→ Source
------

We value our meat but we don’t seem to value the animals we obtain the meat from. These animals are degraded and afflicted continuously because most of us choose to ignore where our meat comes from or how it’s produced. Now, I’m not saying that all meat is factory farmed with inhumane practices. Indeed, there are many farms that value their animals and don’t use antibiotics. Yes, they’re named organic or even halal meat. These words may seem scary, not cool, non-prestigious or not modern. But when you put a little time aside to make this small difference, then, you start making a big change.
Industrial meat that is packaged, branded, and advertised often consists of ingredients that are made from a variety of places and is sent around the globe more than once (Clark, 2004, 4). “We might, then, say punks consider industrial food to be extraordinarily cooked. Punks, in turn, preferentially seek food which tends to be more raw; closer to its wild, ‘organic’” (Clark, 2004, 4). So the next time you want to buy that steak for tonight’s barbeque, take a stand, choose healthy, choose organic, and become a punk because in the end it all comes back to you, the consumer.
Clark, Dylan. “The Raw and the Rotten: Punk Cuisine,” Ethnology (2004): 19-31.
Yates-Doerr, Emily. “Meeting the demand for meat?” Anthropology Today (2012): 11-15.

------

→ Record excerpts

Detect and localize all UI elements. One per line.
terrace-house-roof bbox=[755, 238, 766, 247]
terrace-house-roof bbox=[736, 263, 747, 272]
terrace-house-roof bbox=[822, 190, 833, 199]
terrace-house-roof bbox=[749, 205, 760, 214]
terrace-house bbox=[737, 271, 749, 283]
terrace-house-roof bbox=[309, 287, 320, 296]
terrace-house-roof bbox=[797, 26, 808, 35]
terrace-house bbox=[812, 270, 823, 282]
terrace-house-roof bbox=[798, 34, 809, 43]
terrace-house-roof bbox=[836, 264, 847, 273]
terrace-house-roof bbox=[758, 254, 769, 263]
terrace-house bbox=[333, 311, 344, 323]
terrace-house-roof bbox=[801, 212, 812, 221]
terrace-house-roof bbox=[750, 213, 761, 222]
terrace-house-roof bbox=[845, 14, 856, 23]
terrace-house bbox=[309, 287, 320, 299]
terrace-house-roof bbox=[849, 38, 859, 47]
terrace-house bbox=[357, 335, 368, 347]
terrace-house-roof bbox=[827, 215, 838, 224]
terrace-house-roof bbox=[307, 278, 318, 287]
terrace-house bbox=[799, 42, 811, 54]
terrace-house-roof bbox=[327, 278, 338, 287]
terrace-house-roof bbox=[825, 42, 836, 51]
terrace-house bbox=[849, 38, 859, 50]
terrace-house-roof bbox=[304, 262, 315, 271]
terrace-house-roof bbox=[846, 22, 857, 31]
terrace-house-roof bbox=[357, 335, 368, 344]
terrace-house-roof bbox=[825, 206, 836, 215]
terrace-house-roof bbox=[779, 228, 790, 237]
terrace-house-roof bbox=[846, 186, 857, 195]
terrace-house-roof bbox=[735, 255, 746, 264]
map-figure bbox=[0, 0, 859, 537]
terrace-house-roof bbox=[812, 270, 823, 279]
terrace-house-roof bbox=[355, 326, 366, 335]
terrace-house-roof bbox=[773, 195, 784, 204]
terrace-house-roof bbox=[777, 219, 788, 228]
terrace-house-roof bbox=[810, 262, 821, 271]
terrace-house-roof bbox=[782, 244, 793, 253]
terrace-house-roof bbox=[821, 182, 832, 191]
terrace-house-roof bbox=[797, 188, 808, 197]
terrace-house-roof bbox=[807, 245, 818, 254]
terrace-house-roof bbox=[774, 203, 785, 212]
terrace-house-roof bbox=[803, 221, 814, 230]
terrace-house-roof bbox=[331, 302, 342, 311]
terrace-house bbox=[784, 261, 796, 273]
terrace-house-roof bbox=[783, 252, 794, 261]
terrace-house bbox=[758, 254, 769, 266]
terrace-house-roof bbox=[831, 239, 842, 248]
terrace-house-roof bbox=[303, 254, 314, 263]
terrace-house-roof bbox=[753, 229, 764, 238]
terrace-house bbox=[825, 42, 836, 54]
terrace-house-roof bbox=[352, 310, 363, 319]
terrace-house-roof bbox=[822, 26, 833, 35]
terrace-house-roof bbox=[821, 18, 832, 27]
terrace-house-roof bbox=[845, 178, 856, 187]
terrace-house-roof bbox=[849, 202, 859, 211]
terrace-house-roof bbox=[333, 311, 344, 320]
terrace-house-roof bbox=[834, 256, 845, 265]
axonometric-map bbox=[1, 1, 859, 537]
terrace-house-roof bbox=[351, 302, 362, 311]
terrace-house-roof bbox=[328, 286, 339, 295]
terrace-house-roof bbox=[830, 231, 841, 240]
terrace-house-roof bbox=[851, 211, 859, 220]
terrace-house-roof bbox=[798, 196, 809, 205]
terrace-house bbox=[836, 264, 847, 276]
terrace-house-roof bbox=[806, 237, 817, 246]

------

→ What you need to do
1. List every way the meat passage says the words "organic" or "halal" may seem to people.
2. Answer these questions from the meat passage:
(a) What does it say most of us choose to ignore?
(b) According to the quotation from Clark, how do punks consider industrial food?
(c) In which publication did the Yates-Doerr article appear?
3. Repeat the meat passage word for word, beginning at the words "Industrial meat that" and stopping after "Ethnology (2004): 19-31.".
The data is separate material and has no connection to the meat passage.

→ Solved tasks
1. Scary, not cool, non-prestigious, not modern

2.
(a) Where our meat comes from or how it's produced.
(b) As extraordinarily cooked.
(c) Anthropology Today.

3.
Industrial meat that is packaged, branded, and advertised often consists of ingredients that are made from a variety of places and is sent around the globe more than once (Clark, 2004, 4). “We might, then, say punks consider industrial food to be extraordinarily cooked. Punks, in turn, preferentially seek food which tends to be more raw; closer to its wild, ‘organic’” (Clark, 2004, 4). So the next time you want to buy that steak for tonight’s barbeque, take a stand, choose healthy, choose organic, and become a punk because in the end it all comes back to you, the consumer.
Clark, Dylan. “The Raw and the Rotten: Punk Cuisine,” Ethnology (2004): 19-31.